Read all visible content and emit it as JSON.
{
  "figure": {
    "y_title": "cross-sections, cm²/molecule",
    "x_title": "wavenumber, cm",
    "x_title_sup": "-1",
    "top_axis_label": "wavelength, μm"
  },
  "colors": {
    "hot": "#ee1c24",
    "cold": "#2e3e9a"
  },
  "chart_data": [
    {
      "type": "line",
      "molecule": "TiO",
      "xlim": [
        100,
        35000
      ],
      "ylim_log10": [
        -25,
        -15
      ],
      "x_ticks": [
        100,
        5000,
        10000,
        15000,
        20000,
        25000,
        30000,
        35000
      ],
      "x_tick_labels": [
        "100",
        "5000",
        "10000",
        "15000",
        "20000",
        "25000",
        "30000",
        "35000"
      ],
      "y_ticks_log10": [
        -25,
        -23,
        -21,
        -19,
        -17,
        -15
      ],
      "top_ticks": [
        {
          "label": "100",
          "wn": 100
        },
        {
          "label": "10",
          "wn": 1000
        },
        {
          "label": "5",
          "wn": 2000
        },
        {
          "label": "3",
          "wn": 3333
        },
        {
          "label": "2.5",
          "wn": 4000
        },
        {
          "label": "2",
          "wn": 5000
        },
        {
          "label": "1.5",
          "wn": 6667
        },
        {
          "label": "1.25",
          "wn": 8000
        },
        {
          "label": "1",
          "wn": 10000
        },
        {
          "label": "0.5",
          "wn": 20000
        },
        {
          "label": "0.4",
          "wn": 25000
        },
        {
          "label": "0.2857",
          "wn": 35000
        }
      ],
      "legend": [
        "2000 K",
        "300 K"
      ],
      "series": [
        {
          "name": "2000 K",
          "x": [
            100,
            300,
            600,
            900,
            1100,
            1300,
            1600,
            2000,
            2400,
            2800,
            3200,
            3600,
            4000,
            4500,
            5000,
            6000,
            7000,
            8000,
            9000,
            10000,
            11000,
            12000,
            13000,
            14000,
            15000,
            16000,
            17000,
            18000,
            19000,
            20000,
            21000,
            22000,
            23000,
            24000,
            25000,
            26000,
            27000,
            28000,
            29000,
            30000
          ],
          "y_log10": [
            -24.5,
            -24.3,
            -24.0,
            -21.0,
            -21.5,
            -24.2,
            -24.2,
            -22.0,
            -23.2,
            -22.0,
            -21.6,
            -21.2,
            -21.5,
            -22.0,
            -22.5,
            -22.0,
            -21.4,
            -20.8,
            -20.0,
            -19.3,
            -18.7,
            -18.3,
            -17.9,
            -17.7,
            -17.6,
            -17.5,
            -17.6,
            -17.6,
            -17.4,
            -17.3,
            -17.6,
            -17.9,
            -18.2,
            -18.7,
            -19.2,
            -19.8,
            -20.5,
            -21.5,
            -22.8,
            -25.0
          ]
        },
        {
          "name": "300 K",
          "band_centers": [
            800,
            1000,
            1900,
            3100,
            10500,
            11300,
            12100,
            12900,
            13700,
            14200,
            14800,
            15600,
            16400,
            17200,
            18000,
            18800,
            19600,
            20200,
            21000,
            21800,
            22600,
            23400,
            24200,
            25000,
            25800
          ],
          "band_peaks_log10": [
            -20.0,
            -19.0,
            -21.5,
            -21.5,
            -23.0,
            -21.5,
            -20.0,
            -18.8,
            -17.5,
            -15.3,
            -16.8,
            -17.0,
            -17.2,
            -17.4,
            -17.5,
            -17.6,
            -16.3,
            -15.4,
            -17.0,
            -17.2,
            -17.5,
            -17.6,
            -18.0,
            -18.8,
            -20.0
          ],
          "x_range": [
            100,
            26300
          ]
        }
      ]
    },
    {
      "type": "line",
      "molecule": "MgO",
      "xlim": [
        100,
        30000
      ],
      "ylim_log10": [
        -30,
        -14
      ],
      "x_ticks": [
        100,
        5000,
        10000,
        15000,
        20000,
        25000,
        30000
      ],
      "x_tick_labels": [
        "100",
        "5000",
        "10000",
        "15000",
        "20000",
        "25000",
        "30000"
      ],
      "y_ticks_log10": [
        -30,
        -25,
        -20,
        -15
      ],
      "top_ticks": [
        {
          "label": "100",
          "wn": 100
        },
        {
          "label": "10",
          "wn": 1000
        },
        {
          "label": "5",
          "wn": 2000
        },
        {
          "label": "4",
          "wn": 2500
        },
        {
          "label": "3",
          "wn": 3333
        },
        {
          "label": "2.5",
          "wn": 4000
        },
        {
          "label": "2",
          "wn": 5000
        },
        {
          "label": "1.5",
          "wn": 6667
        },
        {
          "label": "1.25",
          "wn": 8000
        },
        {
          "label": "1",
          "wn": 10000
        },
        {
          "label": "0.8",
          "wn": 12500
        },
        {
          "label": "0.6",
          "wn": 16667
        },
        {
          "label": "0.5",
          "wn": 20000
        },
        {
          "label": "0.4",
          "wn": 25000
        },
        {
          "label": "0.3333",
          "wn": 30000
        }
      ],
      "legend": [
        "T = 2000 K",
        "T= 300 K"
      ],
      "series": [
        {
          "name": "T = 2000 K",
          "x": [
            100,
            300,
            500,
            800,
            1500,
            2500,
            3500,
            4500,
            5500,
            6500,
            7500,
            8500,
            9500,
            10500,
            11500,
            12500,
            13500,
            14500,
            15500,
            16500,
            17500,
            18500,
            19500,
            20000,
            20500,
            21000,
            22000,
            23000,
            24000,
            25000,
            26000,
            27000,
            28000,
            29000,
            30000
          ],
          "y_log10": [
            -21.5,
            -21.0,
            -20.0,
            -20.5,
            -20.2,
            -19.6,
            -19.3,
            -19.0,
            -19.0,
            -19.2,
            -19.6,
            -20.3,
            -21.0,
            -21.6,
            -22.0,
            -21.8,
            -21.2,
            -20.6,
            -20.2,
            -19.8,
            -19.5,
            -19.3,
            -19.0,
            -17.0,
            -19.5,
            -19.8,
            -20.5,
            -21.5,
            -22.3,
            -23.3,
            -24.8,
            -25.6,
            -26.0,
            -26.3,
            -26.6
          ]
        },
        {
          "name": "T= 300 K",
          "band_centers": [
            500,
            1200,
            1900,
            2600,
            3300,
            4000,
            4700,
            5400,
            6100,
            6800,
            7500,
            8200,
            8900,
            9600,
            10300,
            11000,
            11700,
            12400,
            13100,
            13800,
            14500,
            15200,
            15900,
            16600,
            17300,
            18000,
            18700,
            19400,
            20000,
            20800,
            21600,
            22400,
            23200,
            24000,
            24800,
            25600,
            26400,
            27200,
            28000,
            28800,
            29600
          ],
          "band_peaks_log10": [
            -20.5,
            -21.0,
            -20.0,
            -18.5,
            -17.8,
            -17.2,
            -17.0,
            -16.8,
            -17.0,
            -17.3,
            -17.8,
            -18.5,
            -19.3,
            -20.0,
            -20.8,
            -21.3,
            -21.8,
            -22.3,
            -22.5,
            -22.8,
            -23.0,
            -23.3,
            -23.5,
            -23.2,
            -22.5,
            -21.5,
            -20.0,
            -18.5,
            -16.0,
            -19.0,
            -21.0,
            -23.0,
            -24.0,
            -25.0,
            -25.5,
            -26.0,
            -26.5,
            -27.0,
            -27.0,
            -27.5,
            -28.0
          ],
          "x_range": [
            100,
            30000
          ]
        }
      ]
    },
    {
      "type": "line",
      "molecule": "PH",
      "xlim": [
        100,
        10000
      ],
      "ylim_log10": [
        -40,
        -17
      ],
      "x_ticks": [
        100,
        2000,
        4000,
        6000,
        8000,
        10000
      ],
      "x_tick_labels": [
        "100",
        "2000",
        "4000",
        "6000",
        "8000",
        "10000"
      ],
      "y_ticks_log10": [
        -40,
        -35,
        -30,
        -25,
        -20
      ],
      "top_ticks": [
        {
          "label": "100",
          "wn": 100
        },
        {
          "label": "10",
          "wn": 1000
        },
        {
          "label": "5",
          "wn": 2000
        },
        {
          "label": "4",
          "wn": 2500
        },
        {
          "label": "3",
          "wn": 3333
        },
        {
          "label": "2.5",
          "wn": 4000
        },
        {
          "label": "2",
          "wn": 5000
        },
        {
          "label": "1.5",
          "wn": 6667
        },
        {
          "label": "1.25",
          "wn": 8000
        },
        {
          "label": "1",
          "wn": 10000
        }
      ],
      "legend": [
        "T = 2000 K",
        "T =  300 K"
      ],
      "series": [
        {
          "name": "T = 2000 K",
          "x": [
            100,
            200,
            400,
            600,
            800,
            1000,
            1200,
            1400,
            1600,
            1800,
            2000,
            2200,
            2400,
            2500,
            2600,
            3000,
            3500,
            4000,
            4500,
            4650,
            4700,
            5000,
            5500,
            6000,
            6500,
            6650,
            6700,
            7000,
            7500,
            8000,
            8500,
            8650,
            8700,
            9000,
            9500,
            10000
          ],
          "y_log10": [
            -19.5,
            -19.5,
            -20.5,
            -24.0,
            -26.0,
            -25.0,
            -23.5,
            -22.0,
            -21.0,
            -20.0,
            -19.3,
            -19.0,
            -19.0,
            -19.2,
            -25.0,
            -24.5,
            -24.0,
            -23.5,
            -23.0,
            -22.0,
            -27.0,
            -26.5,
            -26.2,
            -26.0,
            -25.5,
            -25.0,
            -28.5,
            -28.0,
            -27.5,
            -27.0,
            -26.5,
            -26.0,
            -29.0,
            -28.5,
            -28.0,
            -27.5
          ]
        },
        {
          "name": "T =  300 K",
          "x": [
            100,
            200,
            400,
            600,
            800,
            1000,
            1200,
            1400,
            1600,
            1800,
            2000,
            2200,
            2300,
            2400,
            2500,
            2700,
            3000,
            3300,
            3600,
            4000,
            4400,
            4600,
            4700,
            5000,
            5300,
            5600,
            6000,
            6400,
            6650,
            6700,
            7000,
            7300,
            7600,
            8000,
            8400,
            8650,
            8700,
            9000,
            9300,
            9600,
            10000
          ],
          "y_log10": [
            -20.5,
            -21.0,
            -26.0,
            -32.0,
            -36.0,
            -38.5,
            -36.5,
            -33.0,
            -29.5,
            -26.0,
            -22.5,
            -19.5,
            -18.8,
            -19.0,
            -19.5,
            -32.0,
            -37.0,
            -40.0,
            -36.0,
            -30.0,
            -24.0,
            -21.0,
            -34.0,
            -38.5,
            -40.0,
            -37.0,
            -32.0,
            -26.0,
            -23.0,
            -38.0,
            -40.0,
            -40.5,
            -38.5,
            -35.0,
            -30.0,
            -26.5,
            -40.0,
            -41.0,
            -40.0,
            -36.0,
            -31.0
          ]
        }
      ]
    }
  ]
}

=====

§ **EXERCISE REQUIREMENTS**: Copy out all lines from the material above that contain the string "molecule".

§ **EXPECTED ANSWER**:
    "y_title": "cross-sections, cm²/molecule",
      "molecule": "TiO",
      "molecule": "MgO",
      "molecule": "PH",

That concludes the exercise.